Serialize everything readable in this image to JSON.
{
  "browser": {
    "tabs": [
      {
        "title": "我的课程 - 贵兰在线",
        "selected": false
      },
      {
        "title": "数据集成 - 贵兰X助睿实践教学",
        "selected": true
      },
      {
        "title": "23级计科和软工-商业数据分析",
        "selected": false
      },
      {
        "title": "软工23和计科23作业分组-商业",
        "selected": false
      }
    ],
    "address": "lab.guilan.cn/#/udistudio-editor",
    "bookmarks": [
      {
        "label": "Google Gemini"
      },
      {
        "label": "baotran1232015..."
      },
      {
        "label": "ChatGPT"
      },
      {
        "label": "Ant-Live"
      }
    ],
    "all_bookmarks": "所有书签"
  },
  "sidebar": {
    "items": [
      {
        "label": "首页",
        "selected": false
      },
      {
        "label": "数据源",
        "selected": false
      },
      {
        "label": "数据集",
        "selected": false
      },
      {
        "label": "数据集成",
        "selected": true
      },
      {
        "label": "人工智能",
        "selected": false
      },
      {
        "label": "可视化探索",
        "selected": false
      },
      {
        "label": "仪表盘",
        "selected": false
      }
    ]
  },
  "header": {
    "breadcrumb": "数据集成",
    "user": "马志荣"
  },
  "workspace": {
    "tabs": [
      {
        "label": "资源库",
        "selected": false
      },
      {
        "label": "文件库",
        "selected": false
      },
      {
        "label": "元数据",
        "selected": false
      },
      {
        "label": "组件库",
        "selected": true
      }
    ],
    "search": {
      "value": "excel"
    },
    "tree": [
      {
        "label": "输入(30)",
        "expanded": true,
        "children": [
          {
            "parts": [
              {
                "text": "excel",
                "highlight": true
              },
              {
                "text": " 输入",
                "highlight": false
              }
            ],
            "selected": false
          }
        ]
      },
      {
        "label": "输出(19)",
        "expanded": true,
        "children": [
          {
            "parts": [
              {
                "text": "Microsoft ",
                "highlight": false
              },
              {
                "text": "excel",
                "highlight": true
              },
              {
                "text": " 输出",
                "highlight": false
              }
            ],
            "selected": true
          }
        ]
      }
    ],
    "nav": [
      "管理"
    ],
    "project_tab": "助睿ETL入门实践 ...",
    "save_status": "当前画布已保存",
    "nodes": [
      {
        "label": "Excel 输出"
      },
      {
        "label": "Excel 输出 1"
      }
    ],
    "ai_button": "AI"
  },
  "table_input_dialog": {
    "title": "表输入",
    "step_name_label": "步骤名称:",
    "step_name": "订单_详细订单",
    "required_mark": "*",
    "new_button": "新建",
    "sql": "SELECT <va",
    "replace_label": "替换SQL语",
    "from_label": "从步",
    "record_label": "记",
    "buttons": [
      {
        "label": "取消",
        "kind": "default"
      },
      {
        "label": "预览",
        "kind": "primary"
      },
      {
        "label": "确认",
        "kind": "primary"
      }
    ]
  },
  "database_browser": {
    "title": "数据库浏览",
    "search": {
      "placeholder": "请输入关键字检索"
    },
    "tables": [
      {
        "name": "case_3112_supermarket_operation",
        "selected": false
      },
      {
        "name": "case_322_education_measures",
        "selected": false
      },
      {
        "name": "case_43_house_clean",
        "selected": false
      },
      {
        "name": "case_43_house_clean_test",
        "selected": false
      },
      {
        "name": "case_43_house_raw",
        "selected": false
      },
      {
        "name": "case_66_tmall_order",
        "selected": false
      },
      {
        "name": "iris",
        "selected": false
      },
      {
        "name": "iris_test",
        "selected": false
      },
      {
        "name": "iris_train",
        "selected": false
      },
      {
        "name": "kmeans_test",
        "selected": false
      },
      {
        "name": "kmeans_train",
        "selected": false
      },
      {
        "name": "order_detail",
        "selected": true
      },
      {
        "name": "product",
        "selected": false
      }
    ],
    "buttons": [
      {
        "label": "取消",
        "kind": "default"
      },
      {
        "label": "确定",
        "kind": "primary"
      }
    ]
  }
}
━━━━━━━━━━━━━━━━━━━━━━━━━━━━━━
Each line in the material above must be retyped without alteration.

Serialize everything readable in this image to JSON.
{
  "browser": {
    "tabs": [
      {
        "title": "我的课程 - 贵兰在线",
        "selected": false
      },
      {
        "title": "数据集成 - 贵兰X助睿实践教学",
        "selected": true
      },
      {
        "title": "23级计科和软工-商业数据分析",
        "selected": false
      },
      {
        "title": "软工23和计科23作业分组-商业",
        "selected": false
      }
    ],
    "address": "lab.guilan.cn/#/udistudio-editor",
    "bookmarks": [
      {
        "label": "Google Gemini"
      },
      {
        "label": "baotran1232015..."
      },
      {
        "label": "ChatGPT"
      },
      {
        "label": "Ant-Live"
      }
    ],
    "all_bookmarks": "所有书签"
  },
  "sidebar": {
    "items": [
      {
        "label": "首页",
        "selected": false
      },
      {
        "label": "数据源",
        "selected": false
      },
      {
        "label": "数据集",
        "selected": false
      },
      {
        "label": "数据集成",
        "selected": true
      },
      {
        "label": "人工智能",
        "selected": false
      },
      {
        "label": "可视化探索",
        "selected": false
      },
      {
        "label": "仪表盘",
        "selected": false
      }
    ]
  },
  "header": {
    "breadcrumb": "数据集成",
    "user": "马志荣"
  },
  "workspace": {
    "tabs": [
      {
        "label": "资源库",
        "selected": false
      },
      {
        "label": "文件库",
        "selected": false
      },
      {
        "label": "元数据",
        "selected": false
      },
      {
        "label": "组件库",
        "selected": true
      }
    ],
    "search": {
      "value": "excel"
    },
    "tree": [
      {
        "label": "输入(30)",
        "expanded": true,
        "children": [
          {
            "parts": [
              {
                "text": "excel",
                "highlight": true
              },
              {
                "text": " 输入",
                "highlight": false
              }
            ],
            "selected": false
          }
        ]
      },
      {
        "label": "输出(19)",
        "expanded": true,
        "children": [
          {
            "parts": [
              {
                "text": "Microsoft ",
                "highlight": false
              },
              {
                "text": "excel",
                "highlight": true
              },
              {
                "text": " 输出",
                "highlight": false
              }
            ],
            "selected": true
          }
        ]
      }
    ],
    "nav": [
      "管理"
    ],
    "project_tab": "助睿ETL入门实践 ...",
    "save_status": "当前画布已保存",
    "nodes": [
      {
        "label": "Excel 输出"
      },
      {
        "label": "Excel 输出 1"
      }
    ],
    "ai_button": "AI"
  },
  "table_input_dialog": {
    "title": "表输入",
    "step_name_label": "步骤名称:",
    "step_name": "订单_详细订单",
    "required_mark": "*",
    "new_button": "新建",
    "sql": "SELECT <va",
    "replace_label": "替换SQL语",
    "from_label": "从步",
    "record_label": "记",
    "buttons": [
      {
        "label": "取消",
        "kind": "default"
      },
      {
        "label": "预览",
        "kind": "primary"
      },
      {
        "label": "确认",
        "kind": "primary"
      }
    ]
  },
  "database_browser": {
    "title": "数据库浏览",
    "search": {
      "placeholder": "请输入关键字检索"
    },
    "tables": [
      {
        "name": "case_3112_supermarket_operation",
        "selected": false
      },
      {
        "name": "case_322_education_measures",
        "selected": false
      },
      {
        "name": "case_43_house_clean",
        "selected": false
      },
      {
        "name": "case_43_house_clean_test",
        "selected": false
      },
      {
        "name": "case_43_house_raw",
        "selected": false
      },
      {
        "name": "case_66_tmall_order",
        "selected": false
      },
      {
        "name": "iris",
        "selected": false
      },
      {
        "name": "iris_test",
        "selected": false
      },
      {
        "name": "iris_train",
        "selected": false
      },
      {
        "name": "kmeans_test",
        "selected": false
      },
      {
        "name": "kmeans_train",
        "selected": false
      },
      {
        "name": "order_detail",
        "selected": true
      },
      {
        "name": "product",
        "selected": false
      }
    ],
    "buttons": [
      {
        "label": "取消",
        "kind": "default"
      },
      {
        "label": "确定",
        "kind": "primary"
      }
    ]
  }
}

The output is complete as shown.